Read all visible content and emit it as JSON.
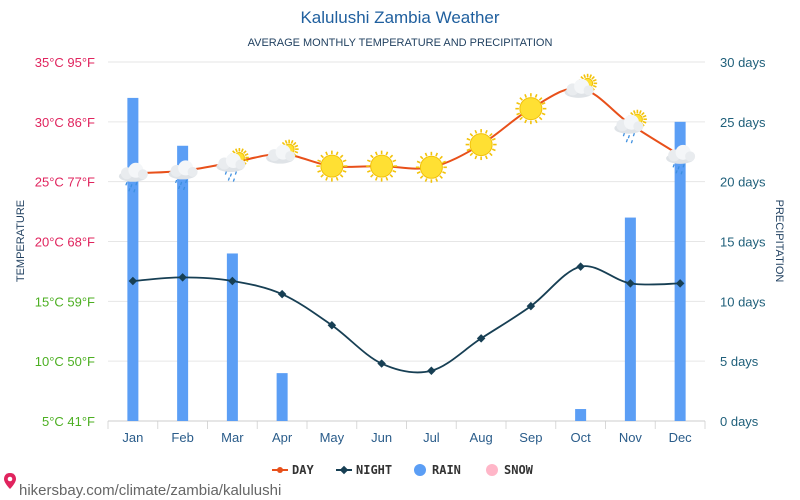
{
  "chart_data": {
    "type": "line+bar",
    "title": "Kalulushi Zambia Weather",
    "subtitle": "AVERAGE MONTHLY TEMPERATURE AND PRECIPITATION",
    "months": [
      "Jan",
      "Feb",
      "Mar",
      "Apr",
      "May",
      "Jun",
      "Jul",
      "Aug",
      "Sep",
      "Oct",
      "Nov",
      "Dec"
    ],
    "left_axis": {
      "title": "TEMPERATURE",
      "ticks": [
        {
          "value": 35,
          "label": "35°C 95°F",
          "color": "#e0245e"
        },
        {
          "value": 30,
          "label": "30°C 86°F",
          "color": "#e0245e"
        },
        {
          "value": 25,
          "label": "25°C 77°F",
          "color": "#e0245e"
        },
        {
          "value": 20,
          "label": "20°C 68°F",
          "color": "#e0245e"
        },
        {
          "value": 15,
          "label": "15°C 59°F",
          "color": "#4caf22"
        },
        {
          "value": 10,
          "label": "10°C 50°F",
          "color": "#4caf22"
        },
        {
          "value": 5,
          "label": "5°C 41°F",
          "color": "#4caf22"
        }
      ],
      "ylim": [
        5,
        35
      ]
    },
    "right_axis": {
      "title": "PRECIPITATION",
      "ticks": [
        {
          "value": 30,
          "label": "30 days"
        },
        {
          "value": 25,
          "label": "25 days"
        },
        {
          "value": 20,
          "label": "20 days"
        },
        {
          "value": 15,
          "label": "15 days"
        },
        {
          "value": 10,
          "label": "10 days"
        },
        {
          "value": 5,
          "label": "5 days"
        },
        {
          "value": 0,
          "label": "0 days"
        }
      ],
      "ylim": [
        0,
        30
      ]
    },
    "series": [
      {
        "name": "DAY",
        "type": "line",
        "color": "#e8501a",
        "values": [
          25.7,
          25.9,
          26.6,
          27.3,
          26.3,
          26.3,
          26.2,
          28.1,
          31.1,
          32.8,
          29.8,
          27.2
        ]
      },
      {
        "name": "NIGHT",
        "type": "line",
        "color": "#173f54",
        "values": [
          16.7,
          17.0,
          16.7,
          15.6,
          13.0,
          9.8,
          9.2,
          11.9,
          14.6,
          17.9,
          16.5,
          16.5
        ]
      },
      {
        "name": "RAIN",
        "type": "bar",
        "color": "#5b9ef5",
        "values": [
          27,
          23,
          14,
          4,
          0,
          0,
          0,
          0,
          0,
          1,
          17,
          25
        ]
      },
      {
        "name": "SNOW",
        "type": "bar",
        "color": "#ffb6c8",
        "values": [
          0,
          0,
          0,
          0,
          0,
          0,
          0,
          0,
          0,
          0,
          0,
          0
        ]
      }
    ],
    "weather_icons": [
      "cloud-rain-icon",
      "cloud-rain-icon",
      "cloud-sun-rain-icon",
      "cloud-sun-icon",
      "sun-icon",
      "sun-icon",
      "sun-icon",
      "sun-icon",
      "sun-icon",
      "cloud-sun-icon",
      "cloud-sun-rain-icon",
      "cloud-rain-icon"
    ],
    "legend": [
      {
        "label": "DAY",
        "color": "#e8501a",
        "marker": "line-dot"
      },
      {
        "label": "NIGHT",
        "color": "#173f54",
        "marker": "line-diamond"
      },
      {
        "label": "RAIN",
        "color": "#5b9ef5",
        "marker": "circle"
      },
      {
        "label": "SNOW",
        "color": "#ffb6c8",
        "marker": "circle"
      }
    ]
  },
  "footer": {
    "url": "hikersbay.com/climate/zambia/kalulushi",
    "icon": "map-pin-icon",
    "icon_color": "#e0245e"
  }
}
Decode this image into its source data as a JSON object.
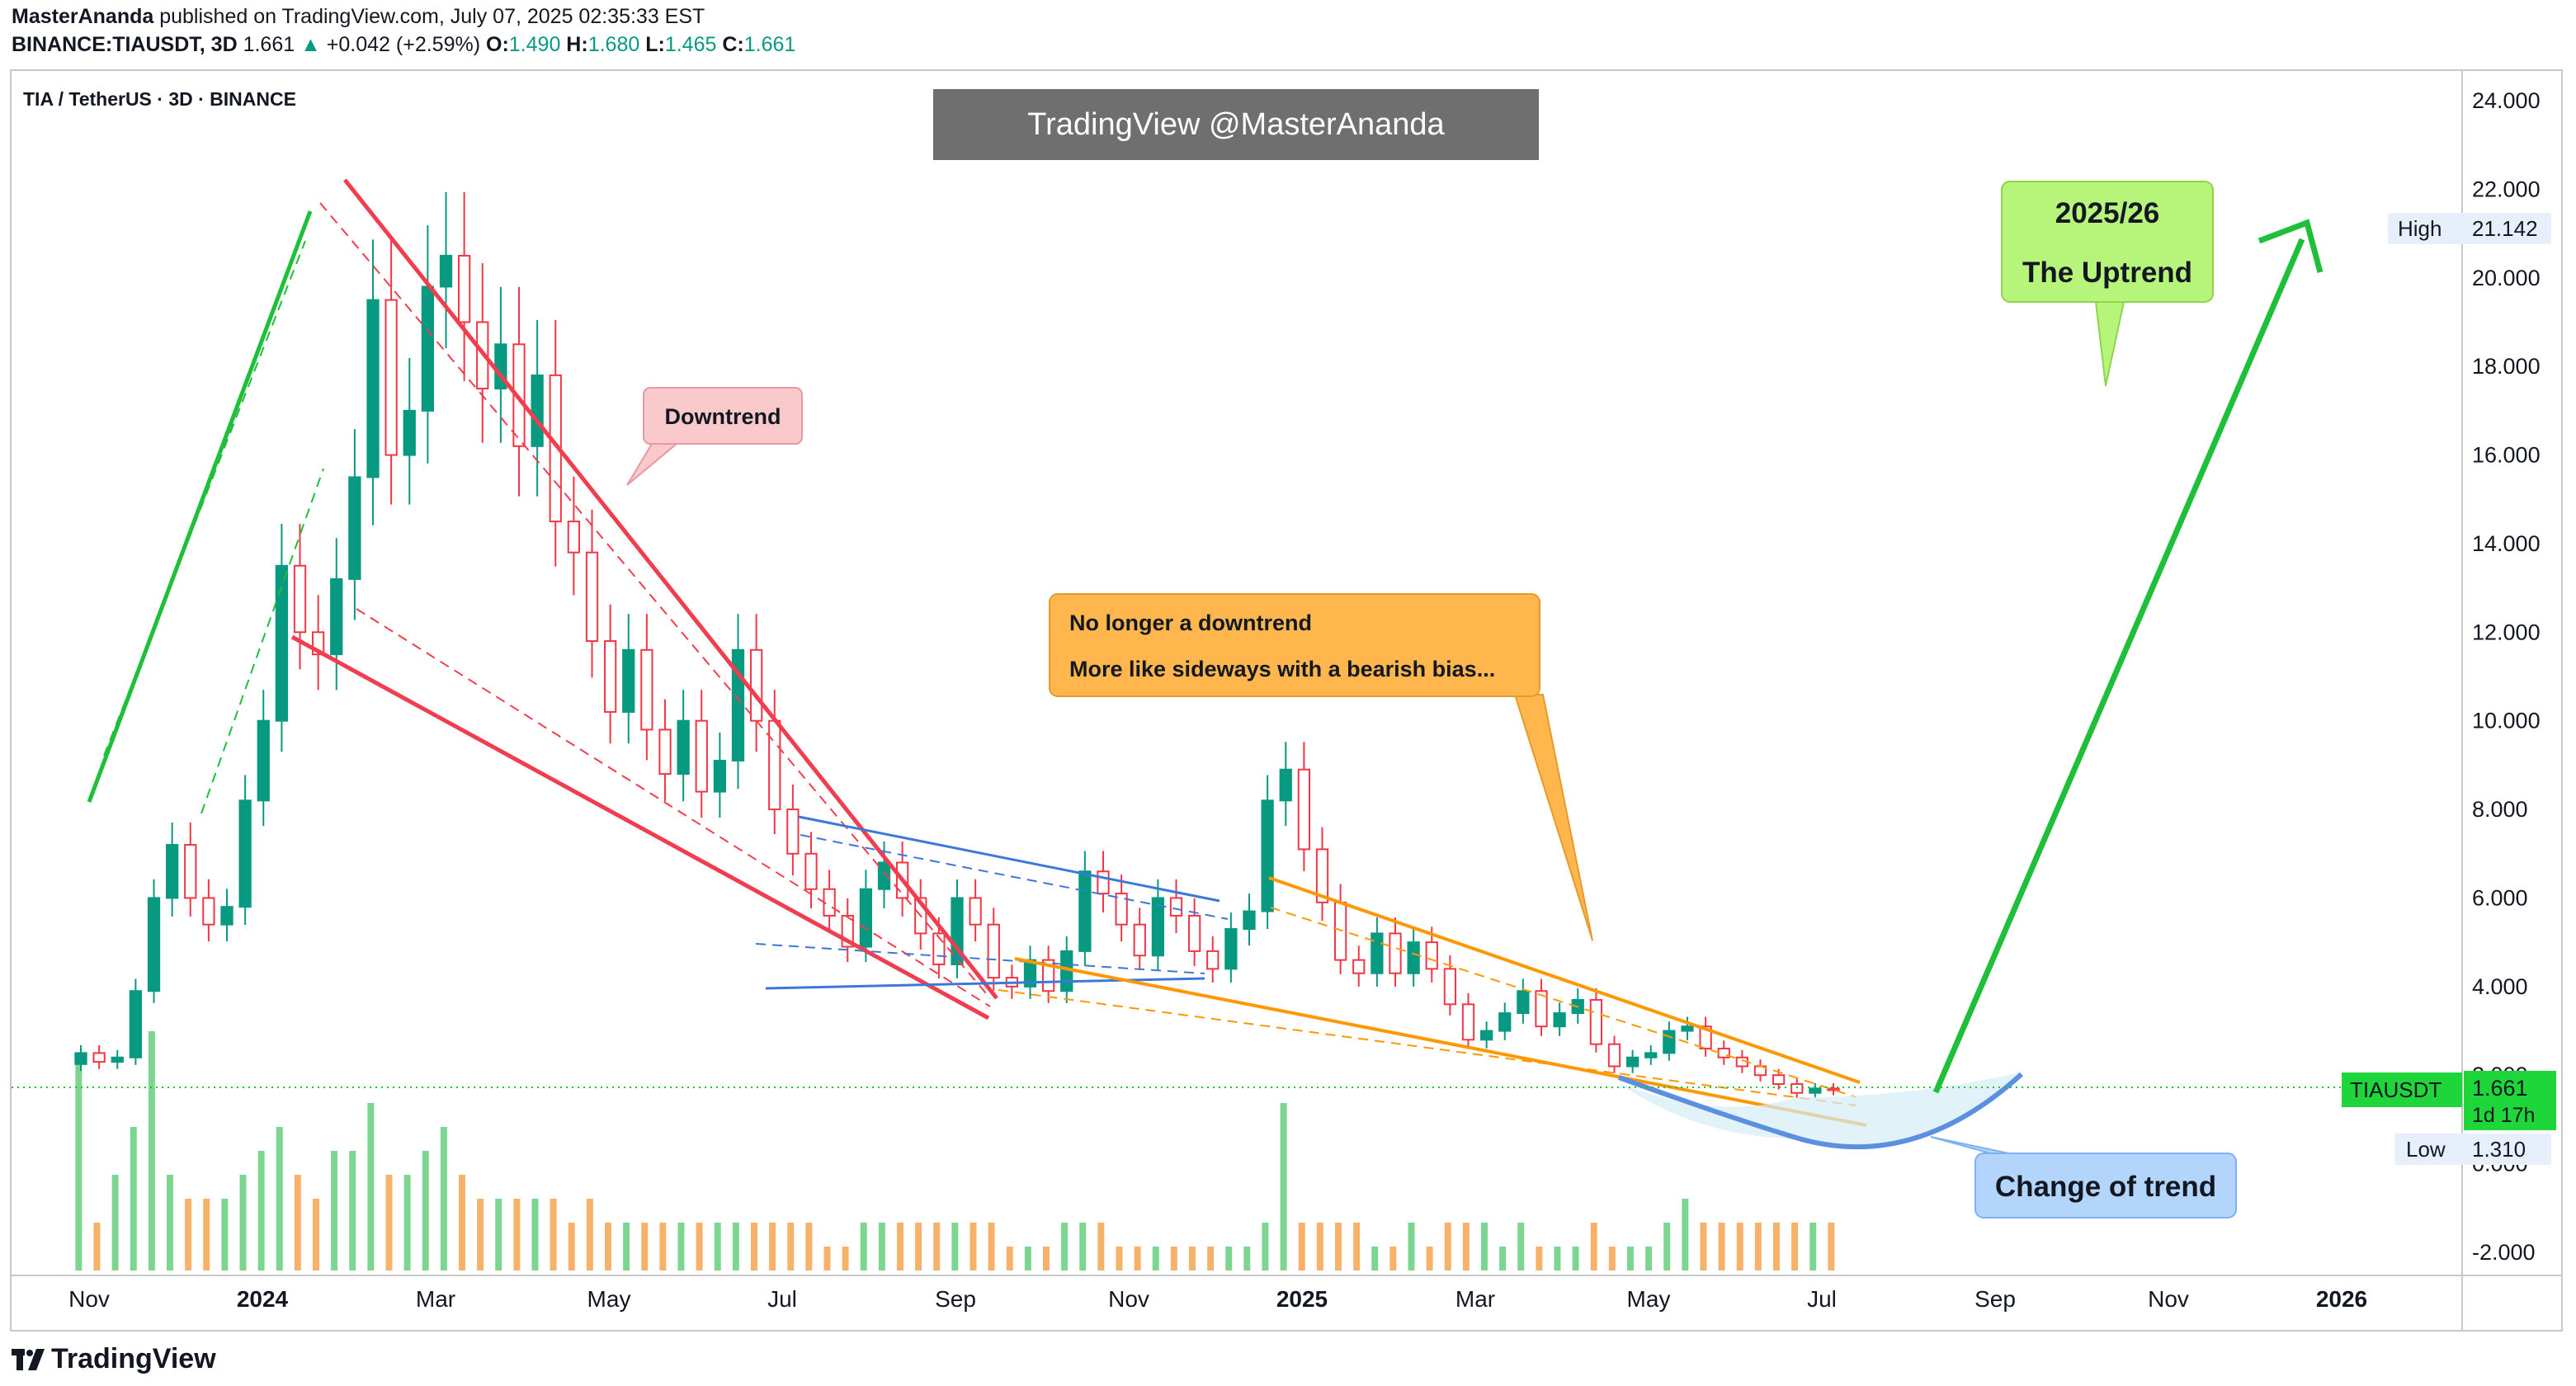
{
  "header": {
    "author": "MasterAnanda",
    "published_text": "published on TradingView.com, July 07, 2025 02:35:33 EST",
    "symbol_line": "BINANCE:TIAUSDT, 3D",
    "last": "1.661",
    "change": "+0.042 (+2.59%)",
    "o_label": "O:",
    "o_value": "1.490",
    "h_label": "H:",
    "h_value": "1.680",
    "l_label": "L:",
    "l_value": "1.465",
    "c_label": "C:",
    "c_value": "1.661"
  },
  "chart_title": "TIA / TetherUS · 3D · BINANCE",
  "watermark": "TradingView @MasterAnanda",
  "brand": "TradingView",
  "colors": {
    "up": "#089981",
    "down": "#f23645",
    "green_line": "#1fbf3a",
    "red_line": "#f03e4e",
    "blue_line": "#3c78d8",
    "orange_line": "#ff9800",
    "bubble_red": "#f9c9cc",
    "bubble_orange": "#ffb74d",
    "bubble_green": "#b6f47a",
    "bubble_blue": "#b3d4fb"
  },
  "chart_data": {
    "type": "candlestick",
    "title": "TIA / TetherUS · 3D · BINANCE",
    "x_tick_labels": [
      "Nov",
      "2024",
      "Mar",
      "May",
      "Jul",
      "Sep",
      "Nov",
      "2025",
      "Mar",
      "May",
      "Jul",
      "Sep",
      "Nov",
      "2026"
    ],
    "y_tick_labels": [
      "24.000",
      "22.000",
      "20.000",
      "18.000",
      "16.000",
      "14.000",
      "12.000",
      "10.000",
      "8.000",
      "6.000",
      "4.000",
      "2.000",
      "0.000",
      "-2.000"
    ],
    "ylim": [
      -2.6,
      24.5
    ],
    "price_label": {
      "symbol": "TIAUSDT",
      "value": "1.661",
      "countdown": "1d 17h"
    },
    "high_label": {
      "label": "High",
      "value": "21.142"
    },
    "low_label": {
      "label": "Low",
      "value": "1.310"
    },
    "last_price": 1.661,
    "high": 21.142,
    "low": 1.31,
    "annotations": [
      {
        "text": "Downtrend",
        "color": "red"
      },
      {
        "text": "No longer a downtrend",
        "color": "orange"
      },
      {
        "text": "More like sideways with a bearish bias...",
        "color": "orange"
      },
      {
        "text": "2025/26",
        "color": "green"
      },
      {
        "text": "The Uptrend",
        "color": "green"
      },
      {
        "text": "Change of trend",
        "color": "blue"
      }
    ],
    "candles_approx_close": [
      2.5,
      2.3,
      2.4,
      3.9,
      6.0,
      7.2,
      6.0,
      5.4,
      5.8,
      8.2,
      10.0,
      13.5,
      12.0,
      11.5,
      13.2,
      15.5,
      19.5,
      16.0,
      17.0,
      19.8,
      20.5,
      19.0,
      17.5,
      18.5,
      16.2,
      17.8,
      14.5,
      13.8,
      11.8,
      10.2,
      11.6,
      9.8,
      8.8,
      10.0,
      8.4,
      9.1,
      11.6,
      10.0,
      8.0,
      7.0,
      6.2,
      5.6,
      4.9,
      6.2,
      6.8,
      6.0,
      5.2,
      4.5,
      6.0,
      5.4,
      4.2,
      4.0,
      4.6,
      3.9,
      4.8,
      6.6,
      6.1,
      5.4,
      4.7,
      6.0,
      5.6,
      4.8,
      4.4,
      5.3,
      5.7,
      8.2,
      8.9,
      7.1,
      5.9,
      4.6,
      4.3,
      5.2,
      4.3,
      5.0,
      4.4,
      3.6,
      2.8,
      3.0,
      3.4,
      3.9,
      3.1,
      3.4,
      3.7,
      2.7,
      2.2,
      2.4,
      2.5,
      3.0,
      3.1,
      2.6,
      2.4,
      2.2,
      2.0,
      1.8,
      1.6,
      1.7,
      1.661
    ],
    "volume_relative": [
      0.9,
      0.2,
      0.4,
      0.6,
      1.0,
      0.4,
      0.3,
      0.3,
      0.3,
      0.4,
      0.5,
      0.6,
      0.4,
      0.3,
      0.5,
      0.5,
      0.7,
      0.4,
      0.4,
      0.5,
      0.6,
      0.4,
      0.3,
      0.3,
      0.3,
      0.3,
      0.3,
      0.2,
      0.3,
      0.2,
      0.2,
      0.2,
      0.2,
      0.2,
      0.2,
      0.2,
      0.2,
      0.2,
      0.2,
      0.2,
      0.2,
      0.1,
      0.1,
      0.2,
      0.2,
      0.2,
      0.2,
      0.2,
      0.2,
      0.2,
      0.2,
      0.1,
      0.1,
      0.1,
      0.2,
      0.2,
      0.2,
      0.1,
      0.1,
      0.1,
      0.1,
      0.1,
      0.1,
      0.1,
      0.1,
      0.2,
      0.7,
      0.2,
      0.2,
      0.2,
      0.2,
      0.1,
      0.1,
      0.2,
      0.1,
      0.2,
      0.2,
      0.2,
      0.1,
      0.2,
      0.1,
      0.1,
      0.1,
      0.2,
      0.1,
      0.1,
      0.1,
      0.2,
      0.3,
      0.2,
      0.2,
      0.2,
      0.2,
      0.2,
      0.2,
      0.2,
      0.2
    ]
  }
}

══════

--- Instruction ---
Using the listing above, pull out all lines that hold the word "TEMPERATURE".

--- Task result ---
    "subtitle": "AVERAGE MONTHLY TEMPERATURE AND PRECIPITATION",
      "title": "TEMPERATURE",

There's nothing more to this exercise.